### [Listing]

★ ★ ★ ★

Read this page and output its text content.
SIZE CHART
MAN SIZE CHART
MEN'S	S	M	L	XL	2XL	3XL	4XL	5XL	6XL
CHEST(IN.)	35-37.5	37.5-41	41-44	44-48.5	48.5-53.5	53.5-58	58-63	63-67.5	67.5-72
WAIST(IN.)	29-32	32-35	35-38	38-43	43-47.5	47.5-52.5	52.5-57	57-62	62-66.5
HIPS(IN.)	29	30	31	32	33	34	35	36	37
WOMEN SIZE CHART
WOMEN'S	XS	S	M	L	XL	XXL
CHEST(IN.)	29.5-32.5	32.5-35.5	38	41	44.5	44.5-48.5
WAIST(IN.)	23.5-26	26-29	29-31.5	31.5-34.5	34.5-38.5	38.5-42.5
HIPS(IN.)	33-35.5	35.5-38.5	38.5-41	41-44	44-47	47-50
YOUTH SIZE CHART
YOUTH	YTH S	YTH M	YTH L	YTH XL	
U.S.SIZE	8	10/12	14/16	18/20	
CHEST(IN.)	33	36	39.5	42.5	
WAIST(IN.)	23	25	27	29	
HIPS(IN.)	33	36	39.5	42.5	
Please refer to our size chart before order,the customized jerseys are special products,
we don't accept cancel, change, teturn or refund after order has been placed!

★ ★ ★ ★

### [Exercise prompt]
Output the records verbatim, from the first line to the last.

### [Result]
Read this page and output its text content.
SIZE CHART
MAN SIZE CHART
MEN'S	S	M	L	XL	2XL	3XL	4XL	5XL	6XL
CHEST(IN.)	35-37.5	37.5-41	41-44	44-48.5	48.5-53.5	53.5-58	58-63	63-67.5	67.5-72
WAIST(IN.)	29-32	32-35	35-38	38-43	43-47.5	47.5-52.5	52.5-57	57-62	62-66.5
HIPS(IN.)	29	30	31	32	33	34	35	36	37
WOMEN SIZE CHART
WOMEN'S	XS	S	M	L	XL	XXL
CHEST(IN.)	29.5-32.5	32.5-35.5	38	41	44.5	44.5-48.5
WAIST(IN.)	23.5-26	26-29	29-31.5	31.5-34.5	34.5-38.5	38.5-42.5
HIPS(IN.)	33-35.5	35.5-38.5	38.5-41	41-44	44-47	47-50
YOUTH SIZE CHART
YOUTH	YTH S	YTH M	YTH L	YTH XL	
U.S.SIZE	8	10/12	14/16	18/20	
CHEST(IN.)	33	36	39.5	42.5	
WAIST(IN.)	23	25	27	29	
HIPS(IN.)	33	36	39.5	42.5	
Please refer to our size chart before order,the customized jerseys are special products,
we don't accept cancel, change, teturn or refund after order has been placed!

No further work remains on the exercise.